**Problem to work on**. For the records that follow, return only the count of lines containing the string "tarra".

**Material for this exercise**.
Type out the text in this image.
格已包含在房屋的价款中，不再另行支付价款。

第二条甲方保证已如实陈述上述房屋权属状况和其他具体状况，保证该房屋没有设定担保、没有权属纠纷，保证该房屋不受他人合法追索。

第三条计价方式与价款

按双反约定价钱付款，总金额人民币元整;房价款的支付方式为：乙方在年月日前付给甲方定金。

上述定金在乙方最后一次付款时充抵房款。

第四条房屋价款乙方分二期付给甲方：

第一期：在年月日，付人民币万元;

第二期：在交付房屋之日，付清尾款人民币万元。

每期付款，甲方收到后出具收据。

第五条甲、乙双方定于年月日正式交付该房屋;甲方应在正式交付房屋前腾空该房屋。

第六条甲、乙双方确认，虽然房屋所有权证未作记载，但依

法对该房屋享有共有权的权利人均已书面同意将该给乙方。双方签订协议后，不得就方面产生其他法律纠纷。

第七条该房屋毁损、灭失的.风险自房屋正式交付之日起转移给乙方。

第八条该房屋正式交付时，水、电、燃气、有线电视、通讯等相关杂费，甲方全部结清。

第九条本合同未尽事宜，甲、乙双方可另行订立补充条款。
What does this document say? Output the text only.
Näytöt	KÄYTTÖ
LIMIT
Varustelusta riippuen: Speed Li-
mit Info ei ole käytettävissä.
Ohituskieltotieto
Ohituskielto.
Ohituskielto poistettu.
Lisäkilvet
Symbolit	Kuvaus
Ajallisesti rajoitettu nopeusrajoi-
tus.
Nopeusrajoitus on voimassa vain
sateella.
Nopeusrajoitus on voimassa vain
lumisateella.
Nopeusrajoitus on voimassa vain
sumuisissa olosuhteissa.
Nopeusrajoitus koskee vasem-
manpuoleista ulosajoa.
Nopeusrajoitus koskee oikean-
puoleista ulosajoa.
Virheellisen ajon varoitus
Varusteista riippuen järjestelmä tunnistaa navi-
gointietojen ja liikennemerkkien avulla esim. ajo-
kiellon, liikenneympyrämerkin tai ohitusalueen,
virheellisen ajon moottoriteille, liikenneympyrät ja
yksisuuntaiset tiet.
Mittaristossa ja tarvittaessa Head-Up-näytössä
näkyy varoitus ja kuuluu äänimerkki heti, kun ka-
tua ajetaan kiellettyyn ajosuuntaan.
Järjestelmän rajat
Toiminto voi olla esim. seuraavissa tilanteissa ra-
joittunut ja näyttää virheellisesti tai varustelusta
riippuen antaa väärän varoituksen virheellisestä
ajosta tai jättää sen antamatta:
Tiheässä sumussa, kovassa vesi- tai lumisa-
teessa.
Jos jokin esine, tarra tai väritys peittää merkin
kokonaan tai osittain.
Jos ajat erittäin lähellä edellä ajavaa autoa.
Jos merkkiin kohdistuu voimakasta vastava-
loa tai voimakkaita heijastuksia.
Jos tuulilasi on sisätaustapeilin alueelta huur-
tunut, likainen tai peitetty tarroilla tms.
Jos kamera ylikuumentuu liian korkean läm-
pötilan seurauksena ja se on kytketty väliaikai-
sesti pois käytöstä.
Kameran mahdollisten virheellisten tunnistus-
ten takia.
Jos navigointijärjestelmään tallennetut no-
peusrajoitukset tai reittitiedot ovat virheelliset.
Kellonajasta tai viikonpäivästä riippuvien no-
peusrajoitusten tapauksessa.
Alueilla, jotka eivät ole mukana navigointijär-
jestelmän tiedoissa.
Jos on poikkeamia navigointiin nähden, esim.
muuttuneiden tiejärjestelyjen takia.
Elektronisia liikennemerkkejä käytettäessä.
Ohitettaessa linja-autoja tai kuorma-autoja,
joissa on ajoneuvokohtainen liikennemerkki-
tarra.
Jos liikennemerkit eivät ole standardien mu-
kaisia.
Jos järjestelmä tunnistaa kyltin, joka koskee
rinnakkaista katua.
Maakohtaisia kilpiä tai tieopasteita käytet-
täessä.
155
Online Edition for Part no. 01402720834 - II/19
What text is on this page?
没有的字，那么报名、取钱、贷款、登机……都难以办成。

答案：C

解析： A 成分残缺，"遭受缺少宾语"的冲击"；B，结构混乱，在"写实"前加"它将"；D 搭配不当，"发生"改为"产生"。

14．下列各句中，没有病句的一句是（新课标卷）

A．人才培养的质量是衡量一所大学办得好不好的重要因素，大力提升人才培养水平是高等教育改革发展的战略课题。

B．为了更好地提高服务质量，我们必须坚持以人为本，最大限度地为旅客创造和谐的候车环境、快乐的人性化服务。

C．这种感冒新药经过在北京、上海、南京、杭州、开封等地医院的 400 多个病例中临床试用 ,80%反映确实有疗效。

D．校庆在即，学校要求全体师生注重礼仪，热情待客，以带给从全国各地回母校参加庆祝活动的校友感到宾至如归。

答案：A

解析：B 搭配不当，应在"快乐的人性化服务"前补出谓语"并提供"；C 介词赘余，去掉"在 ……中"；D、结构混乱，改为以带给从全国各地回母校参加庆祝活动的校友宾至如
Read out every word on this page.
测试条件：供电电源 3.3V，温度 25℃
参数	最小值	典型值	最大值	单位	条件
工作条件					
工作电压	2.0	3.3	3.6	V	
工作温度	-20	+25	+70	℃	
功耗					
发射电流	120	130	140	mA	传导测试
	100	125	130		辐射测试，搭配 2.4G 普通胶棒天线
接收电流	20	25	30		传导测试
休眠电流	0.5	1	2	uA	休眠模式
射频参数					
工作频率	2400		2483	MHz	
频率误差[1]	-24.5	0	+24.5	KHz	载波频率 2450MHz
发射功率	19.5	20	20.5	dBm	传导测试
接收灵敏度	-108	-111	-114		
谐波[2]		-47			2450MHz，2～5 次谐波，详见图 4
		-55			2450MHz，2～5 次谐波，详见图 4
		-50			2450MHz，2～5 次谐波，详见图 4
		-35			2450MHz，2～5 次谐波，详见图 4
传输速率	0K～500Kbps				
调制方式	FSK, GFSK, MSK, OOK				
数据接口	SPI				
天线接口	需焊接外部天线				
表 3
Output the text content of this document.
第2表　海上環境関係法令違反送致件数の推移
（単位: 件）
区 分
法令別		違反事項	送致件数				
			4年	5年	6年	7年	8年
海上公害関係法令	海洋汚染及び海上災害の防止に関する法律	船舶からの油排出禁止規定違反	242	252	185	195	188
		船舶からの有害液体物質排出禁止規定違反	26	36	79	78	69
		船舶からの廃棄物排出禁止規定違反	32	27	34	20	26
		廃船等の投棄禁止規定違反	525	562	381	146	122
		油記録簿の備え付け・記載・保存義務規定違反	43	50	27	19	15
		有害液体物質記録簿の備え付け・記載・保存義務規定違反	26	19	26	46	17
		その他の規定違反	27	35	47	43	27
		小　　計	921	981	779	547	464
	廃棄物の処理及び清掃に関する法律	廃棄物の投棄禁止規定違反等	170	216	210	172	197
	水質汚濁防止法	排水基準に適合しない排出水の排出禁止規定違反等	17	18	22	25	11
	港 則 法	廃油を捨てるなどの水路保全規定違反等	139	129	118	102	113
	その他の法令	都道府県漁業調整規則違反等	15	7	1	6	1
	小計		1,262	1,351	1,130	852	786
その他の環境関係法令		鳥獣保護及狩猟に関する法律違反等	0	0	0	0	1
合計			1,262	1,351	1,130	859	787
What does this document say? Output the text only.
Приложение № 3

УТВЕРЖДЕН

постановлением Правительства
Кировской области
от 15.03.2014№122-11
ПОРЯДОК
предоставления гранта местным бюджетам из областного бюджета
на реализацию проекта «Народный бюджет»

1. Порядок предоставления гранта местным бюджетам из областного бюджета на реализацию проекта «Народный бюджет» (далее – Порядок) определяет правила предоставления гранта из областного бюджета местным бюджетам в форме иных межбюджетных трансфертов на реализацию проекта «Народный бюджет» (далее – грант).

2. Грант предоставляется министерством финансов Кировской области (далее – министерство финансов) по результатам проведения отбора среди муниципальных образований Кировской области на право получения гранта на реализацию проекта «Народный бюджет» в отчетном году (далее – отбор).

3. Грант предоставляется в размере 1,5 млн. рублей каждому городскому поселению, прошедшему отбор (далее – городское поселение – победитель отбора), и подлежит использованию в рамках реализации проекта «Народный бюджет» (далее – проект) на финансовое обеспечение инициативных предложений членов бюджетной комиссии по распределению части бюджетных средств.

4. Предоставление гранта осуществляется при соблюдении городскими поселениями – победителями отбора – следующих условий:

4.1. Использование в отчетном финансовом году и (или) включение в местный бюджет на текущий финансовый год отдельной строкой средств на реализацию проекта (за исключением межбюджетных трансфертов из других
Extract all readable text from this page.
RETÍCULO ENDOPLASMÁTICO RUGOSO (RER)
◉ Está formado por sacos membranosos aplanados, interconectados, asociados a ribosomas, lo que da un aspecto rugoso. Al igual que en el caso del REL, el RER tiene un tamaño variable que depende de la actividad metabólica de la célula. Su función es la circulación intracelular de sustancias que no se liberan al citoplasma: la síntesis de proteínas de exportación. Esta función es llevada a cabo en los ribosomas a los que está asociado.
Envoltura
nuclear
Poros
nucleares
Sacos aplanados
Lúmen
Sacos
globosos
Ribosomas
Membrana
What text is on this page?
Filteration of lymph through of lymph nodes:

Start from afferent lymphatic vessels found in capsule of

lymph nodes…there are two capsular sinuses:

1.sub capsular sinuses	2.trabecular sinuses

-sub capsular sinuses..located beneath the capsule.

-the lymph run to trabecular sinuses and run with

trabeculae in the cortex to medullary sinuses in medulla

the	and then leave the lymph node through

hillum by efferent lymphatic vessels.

**Solution to the problem**. 2